Items from a figure collection:
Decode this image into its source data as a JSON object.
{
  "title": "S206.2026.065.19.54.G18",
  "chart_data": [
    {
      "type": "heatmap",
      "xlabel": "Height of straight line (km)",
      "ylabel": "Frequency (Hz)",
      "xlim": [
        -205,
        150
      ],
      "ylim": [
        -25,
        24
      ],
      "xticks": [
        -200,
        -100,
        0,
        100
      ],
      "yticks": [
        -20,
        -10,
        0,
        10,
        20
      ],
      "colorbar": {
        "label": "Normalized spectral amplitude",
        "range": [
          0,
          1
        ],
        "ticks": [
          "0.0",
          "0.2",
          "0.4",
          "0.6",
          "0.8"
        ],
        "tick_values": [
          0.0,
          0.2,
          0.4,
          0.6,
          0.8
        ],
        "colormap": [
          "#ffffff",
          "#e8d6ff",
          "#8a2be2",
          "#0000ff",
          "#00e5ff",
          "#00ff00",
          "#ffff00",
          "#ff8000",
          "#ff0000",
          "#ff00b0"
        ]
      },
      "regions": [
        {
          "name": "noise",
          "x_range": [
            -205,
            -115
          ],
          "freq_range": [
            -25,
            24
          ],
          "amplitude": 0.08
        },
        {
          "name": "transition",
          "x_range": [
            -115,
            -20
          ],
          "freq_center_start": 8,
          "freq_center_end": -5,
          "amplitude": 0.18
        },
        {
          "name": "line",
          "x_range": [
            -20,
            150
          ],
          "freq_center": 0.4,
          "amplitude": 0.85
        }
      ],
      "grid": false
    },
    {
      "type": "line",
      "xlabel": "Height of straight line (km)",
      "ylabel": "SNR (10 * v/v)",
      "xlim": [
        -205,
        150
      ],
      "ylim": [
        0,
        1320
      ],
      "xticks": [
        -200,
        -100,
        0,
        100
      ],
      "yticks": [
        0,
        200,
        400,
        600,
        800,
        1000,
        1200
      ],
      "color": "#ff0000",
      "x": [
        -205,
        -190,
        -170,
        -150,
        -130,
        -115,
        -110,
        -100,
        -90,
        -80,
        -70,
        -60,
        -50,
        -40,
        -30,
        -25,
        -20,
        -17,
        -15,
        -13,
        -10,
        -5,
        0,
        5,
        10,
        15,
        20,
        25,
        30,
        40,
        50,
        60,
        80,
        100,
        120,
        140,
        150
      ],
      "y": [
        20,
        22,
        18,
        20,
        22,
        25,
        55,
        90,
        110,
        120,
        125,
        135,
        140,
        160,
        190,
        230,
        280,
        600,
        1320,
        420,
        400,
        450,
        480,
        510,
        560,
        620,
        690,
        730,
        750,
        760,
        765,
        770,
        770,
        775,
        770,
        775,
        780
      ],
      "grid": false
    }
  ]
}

TASK TO CARRY OUT.
Print out every record again, exactly and in full.

SOLUTION TO THIS TASK.
Decode this image into its source data as a JSON object.
{
  "title": "S206.2026.065.19.54.G18",
  "chart_data": [
    {
      "type": "heatmap",
      "xlabel": "Height of straight line (km)",
      "ylabel": "Frequency (Hz)",
      "xlim": [
        -205,
        150
      ],
      "ylim": [
        -25,
        24
      ],
      "xticks": [
        -200,
        -100,
        0,
        100
      ],
      "yticks": [
        -20,
        -10,
        0,
        10,
        20
      ],
      "colorbar": {
        "label": "Normalized spectral amplitude",
        "range": [
          0,
          1
        ],
        "ticks": [
          "0.0",
          "0.2",
          "0.4",
          "0.6",
          "0.8"
        ],
        "tick_values": [
          0.0,
          0.2,
          0.4,
          0.6,
          0.8
        ],
        "colormap": [
          "#ffffff",
          "#e8d6ff",
          "#8a2be2",
          "#0000ff",
          "#00e5ff",
          "#00ff00",
          "#ffff00",
          "#ff8000",
          "#ff0000",
          "#ff00b0"
        ]
      },
      "regions": [
        {
          "name": "noise",
          "x_range": [
            -205,
            -115
          ],
          "freq_range": [
            -25,
            24
          ],
          "amplitude": 0.08
        },
        {
          "name": "transition",
          "x_range": [
            -115,
            -20
          ],
          "freq_center_start": 8,
          "freq_center_end": -5,
          "amplitude": 0.18
        },
        {
          "name": "line",
          "x_range": [
            -20,
            150
          ],
          "freq_center": 0.4,
          "amplitude": 0.85
        }
      ],
      "grid": false
    },
    {
      "type": "line",
      "xlabel": "Height of straight line (km)",
      "ylabel": "SNR (10 * v/v)",
      "xlim": [
        -205,
        150
      ],
      "ylim": [
        0,
        1320
      ],
      "xticks": [
        -200,
        -100,
        0,
        100
      ],
      "yticks": [
        0,
        200,
        400,
        600,
        800,
        1000,
        1200
      ],
      "color": "#ff0000",
      "x": [
        -205,
        -190,
        -170,
        -150,
        -130,
        -115,
        -110,
        -100,
        -90,
        -80,
        -70,
        -60,
        -50,
        -40,
        -30,
        -25,
        -20,
        -17,
        -15,
        -13,
        -10,
        -5,
        0,
        5,
        10,
        15,
        20,
        25,
        30,
        40,
        50,
        60,
        80,
        100,
        120,
        140,
        150
      ],
      "y": [
        20,
        22,
        18,
        20,
        22,
        25,
        55,
        90,
        110,
        120,
        125,
        135,
        140,
        160,
        190,
        230,
        280,
        600,
        1320,
        420,
        400,
        450,
        480,
        510,
        560,
        620,
        690,
        730,
        750,
        760,
        765,
        770,
        770,
        775,
        770,
        775,
        780
      ],
      "grid": false
    }
  ]
}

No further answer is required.